Filter the data below, keeping only the lines that contain the string "column". Case counts.

RECORDS SHOWN »
* Start *

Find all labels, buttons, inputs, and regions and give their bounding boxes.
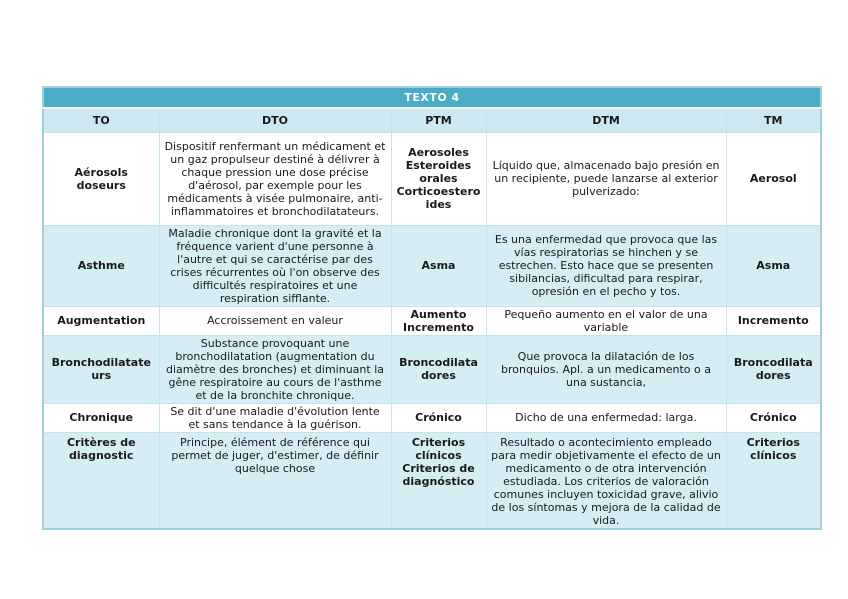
terminology-table: TEXTO 4 TO DTO PTM DTM TM Aérosols doseu… bbox=[42, 86, 823, 530]
column-header-dtm: DTM bbox=[485, 107, 727, 133]
cell-dtm: Líquido que, almacenado bajo presión en … bbox=[485, 131, 727, 226]
cell-tm: Asma bbox=[725, 224, 822, 307]
cell-dtm: Pequeño aumento en el valor de una varia… bbox=[485, 305, 727, 336]
terminology-table-wrapper: TEXTO 4 TO DTO PTM DTM TM Aérosols doseu… bbox=[42, 86, 823, 530]
table-row: Augmentation Accroissement en valeur Aum… bbox=[42, 305, 822, 336]
cell-ptm: Criterios clínicos Criterios de diagnóst… bbox=[390, 431, 487, 529]
cell-to: Aérosols doseurs bbox=[42, 131, 160, 226]
cell-dtm: Resultado o acontecimiento empleado para… bbox=[485, 431, 727, 529]
cell-dtm: Dicho de una enfermedad: larga. bbox=[485, 402, 727, 433]
table-row: Asthme Maladie chronique dont la gravité… bbox=[42, 224, 822, 307]
table-row: Critères de diagnostic Principe, élément… bbox=[42, 431, 822, 529]
table-row: Bronchodilatateurs Substance provoquant … bbox=[42, 334, 822, 404]
table-row: Chronique Se dit d'une maladie d'évoluti… bbox=[42, 402, 822, 433]
cell-dto: Accroissement en valeur bbox=[158, 305, 392, 336]
cell-to: Augmentation bbox=[42, 305, 160, 336]
cell-tm: Incremento bbox=[725, 305, 822, 336]
cell-tm: Crónico bbox=[725, 402, 822, 433]
cell-ptm: Aumento Incremento bbox=[390, 305, 487, 336]
cell-dto: Se dit d'une maladie d'évolution lente e… bbox=[158, 402, 392, 433]
cell-tm: Criterios clínicos bbox=[725, 431, 822, 529]
cell-ptm: Broncodilatadores bbox=[390, 334, 487, 404]
column-header-ptm: PTM bbox=[390, 107, 487, 133]
table-title-row: TEXTO 4 bbox=[42, 86, 822, 109]
column-header-row: TO DTO PTM DTM TM bbox=[42, 107, 822, 133]
cell-dto: Dispositif renfermant un médicament et u… bbox=[158, 131, 392, 226]
cell-dto: Principe, élément de référence qui perme… bbox=[158, 431, 392, 529]
cell-ptm: Asma bbox=[390, 224, 487, 307]
cell-dtm: Es una enfermedad que provoca que las ví… bbox=[485, 224, 727, 307]
cell-to: Asthme bbox=[42, 224, 160, 307]
cell-tm: Broncodilatadores bbox=[725, 334, 822, 404]
cell-dtm: Que provoca la dilatación de los bronqui… bbox=[485, 334, 727, 404]
cell-ptm: Aerosoles Esteroides orales Corticoester… bbox=[390, 131, 487, 226]
column-header-dto: DTO bbox=[158, 107, 392, 133]
cell-to: Chronique bbox=[42, 402, 160, 433]
cell-to: Critères de diagnostic bbox=[42, 431, 160, 529]
column-header-to: TO bbox=[42, 107, 160, 133]
table-row: Aérosols doseurs Dispositif renfermant u… bbox=[42, 131, 822, 226]
cell-dto: Maladie chronique dont la gravité et la … bbox=[158, 224, 392, 307]
column-header-tm: TM bbox=[725, 107, 822, 133]
cell-tm: Aerosol bbox=[725, 131, 822, 226]
table-title: TEXTO 4 bbox=[42, 86, 822, 109]
cell-dto: Substance provoquant une bronchodilatati… bbox=[158, 334, 392, 404]
cell-to: Bronchodilatateurs bbox=[42, 334, 160, 404]
cell-ptm: Crónico bbox=[390, 402, 487, 433]
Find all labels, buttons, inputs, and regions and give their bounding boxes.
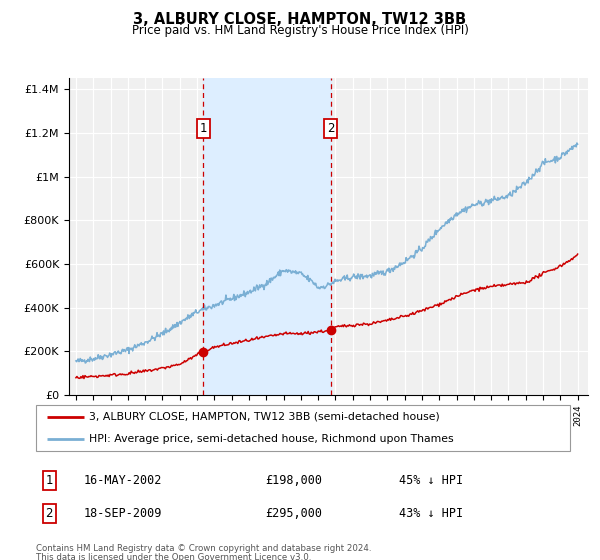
Text: 3, ALBURY CLOSE, HAMPTON, TW12 3BB: 3, ALBURY CLOSE, HAMPTON, TW12 3BB [133, 12, 467, 27]
Text: 2: 2 [327, 122, 334, 135]
Text: 45% ↓ HPI: 45% ↓ HPI [399, 474, 463, 487]
Text: 1: 1 [200, 122, 207, 135]
Text: 2: 2 [46, 507, 53, 520]
Bar [203, 78, 331, 395]
Text: 1: 1 [46, 474, 53, 487]
Text: Price paid vs. HM Land Registry's House Price Index (HPI): Price paid vs. HM Land Registry's House … [131, 24, 469, 37]
Text: Contains HM Land Registry data © Crown copyright and database right 2024.: Contains HM Land Registry data © Crown c… [36, 544, 371, 553]
Text: HPI: Average price, semi-detached house, Richmond upon Thames: HPI: Average price, semi-detached house,… [89, 434, 454, 444]
Text: £295,000: £295,000 [266, 507, 323, 520]
Text: 16-MAY-2002: 16-MAY-2002 [84, 474, 163, 487]
FancyBboxPatch shape [36, 405, 570, 451]
Text: 18-SEP-2009: 18-SEP-2009 [84, 507, 163, 520]
Text: 43% ↓ HPI: 43% ↓ HPI [399, 507, 463, 520]
Text: 3, ALBURY CLOSE, HAMPTON, TW12 3BB (semi-detached house): 3, ALBURY CLOSE, HAMPTON, TW12 3BB (semi… [89, 412, 440, 422]
Text: This data is licensed under the Open Government Licence v3.0.: This data is licensed under the Open Gov… [36, 553, 311, 560]
Text: £198,000: £198,000 [266, 474, 323, 487]
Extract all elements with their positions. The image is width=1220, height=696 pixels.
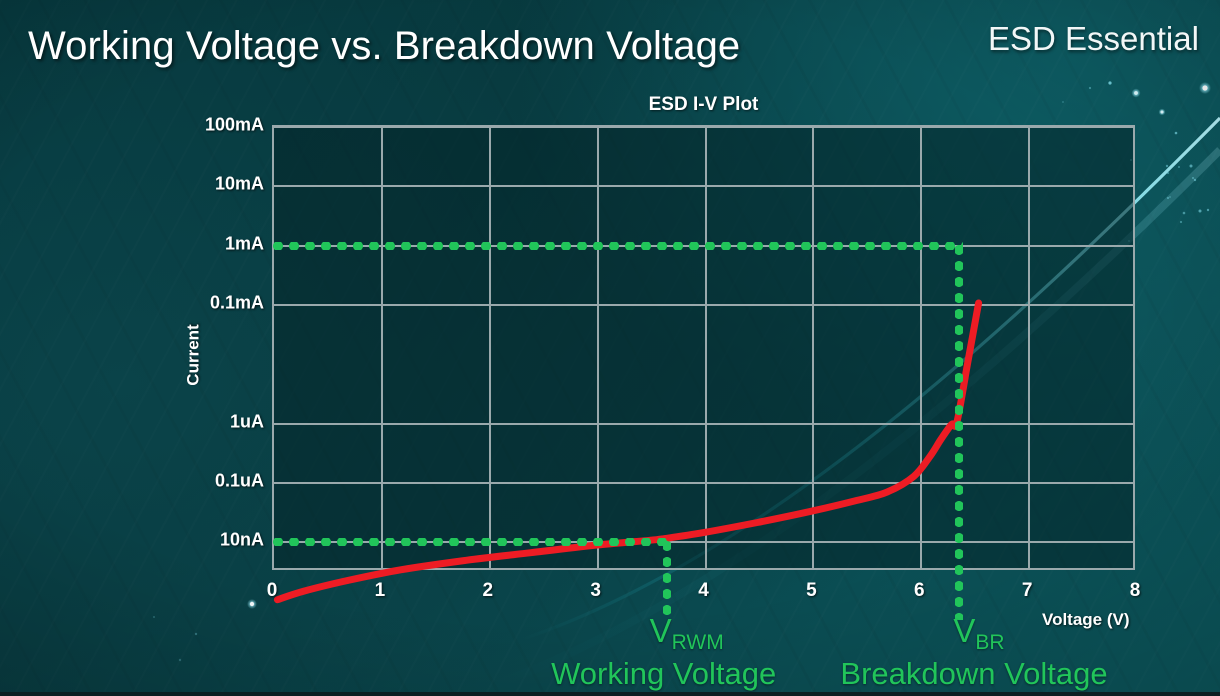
gridline-vertical bbox=[1028, 127, 1031, 568]
gridline-vertical bbox=[488, 127, 491, 568]
marker-symbol-vrwm: VRWM bbox=[649, 612, 724, 654]
marker-symbol-base: V bbox=[953, 612, 976, 649]
x-tick-label: 0 bbox=[266, 580, 278, 601]
x-tick-label: 3 bbox=[590, 580, 601, 601]
gridline-horizontal bbox=[274, 304, 1133, 306]
gridline-horizontal bbox=[274, 422, 1133, 425]
marker-symbol-base: V bbox=[649, 612, 672, 649]
marker-symbol-vbr: VBR bbox=[953, 612, 1004, 654]
y-axis-title: Current bbox=[183, 324, 203, 386]
gridline-vertical bbox=[704, 127, 707, 568]
marker-symbol-subscript: RWM bbox=[671, 631, 724, 654]
guide-line-horizontal bbox=[270, 241, 963, 250]
x-tick-label: 5 bbox=[806, 580, 817, 601]
gridline-vertical bbox=[380, 127, 383, 568]
x-tick-label: 4 bbox=[698, 580, 709, 601]
gridline-horizontal bbox=[274, 541, 1133, 544]
marker-symbol-subscript: BR bbox=[975, 631, 1005, 654]
gridline-vertical bbox=[920, 127, 923, 568]
page-title: Working Voltage vs. Breakdown Voltage bbox=[28, 24, 741, 68]
brand-label: ESD Essential bbox=[988, 20, 1199, 57]
x-tick-label: 1 bbox=[374, 580, 386, 601]
y-tick-label: 1uA bbox=[229, 411, 264, 432]
x-tick-label: 6 bbox=[913, 580, 925, 601]
chart-title: ESD I-V Plot bbox=[648, 94, 759, 115]
gridline-horizontal bbox=[274, 185, 1133, 188]
marker-line-vrwm bbox=[662, 538, 671, 620]
x-tick-label: 2 bbox=[482, 580, 494, 601]
gridline-vertical bbox=[596, 127, 599, 568]
plot-area bbox=[270, 125, 1135, 620]
x-axis-title: Voltage (V) bbox=[1042, 610, 1130, 629]
marker-caption-vrwm: Working Voltage bbox=[551, 656, 777, 691]
y-tick-label: 10mA bbox=[214, 173, 264, 194]
y-tick-label: 1mA bbox=[224, 233, 264, 254]
marker-line-vbr bbox=[955, 241, 963, 620]
y-tick-label: 0.1uA bbox=[214, 470, 264, 491]
x-tick-label: 8 bbox=[1129, 580, 1141, 601]
gridline-horizontal bbox=[274, 126, 1133, 128]
iv-curve-layer bbox=[273, 299, 983, 604]
marker-caption-vbr: Breakdown Voltage bbox=[840, 656, 1108, 691]
gridline-vertical bbox=[812, 127, 815, 568]
guide-line-horizontal bbox=[270, 538, 671, 547]
iv-curve bbox=[273, 299, 983, 604]
x-tick-label: 7 bbox=[1021, 580, 1033, 601]
y-tick-label: 100mA bbox=[204, 114, 264, 135]
y-tick-label: 0.1mA bbox=[209, 292, 264, 313]
y-tick-label: 10nA bbox=[219, 529, 264, 550]
slide-bottom-edge bbox=[0, 692, 1220, 696]
gridline-horizontal bbox=[274, 482, 1133, 484]
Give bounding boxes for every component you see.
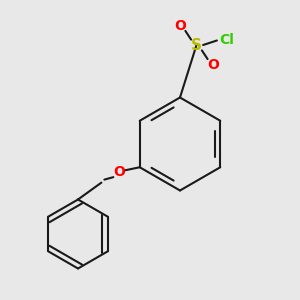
Text: Cl: Cl (219, 34, 234, 47)
Text: S: S (191, 38, 202, 52)
Text: O: O (174, 19, 186, 32)
Text: O: O (113, 165, 125, 179)
Text: O: O (207, 58, 219, 71)
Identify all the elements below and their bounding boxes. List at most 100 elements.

* End *

FINISHED EXERCISE »
column-header-dtm: DTM bbox=[485, 107, 727, 133]
column-header-ptm: PTM bbox=[390, 107, 487, 133]
column-header-row: TO DTO PTM DTM TM bbox=[42, 107, 822, 133]
column-header-dto: DTO bbox=[158, 107, 392, 133]
column-header-to: TO bbox=[42, 107, 160, 133]
column-header-tm: TM bbox=[725, 107, 822, 133]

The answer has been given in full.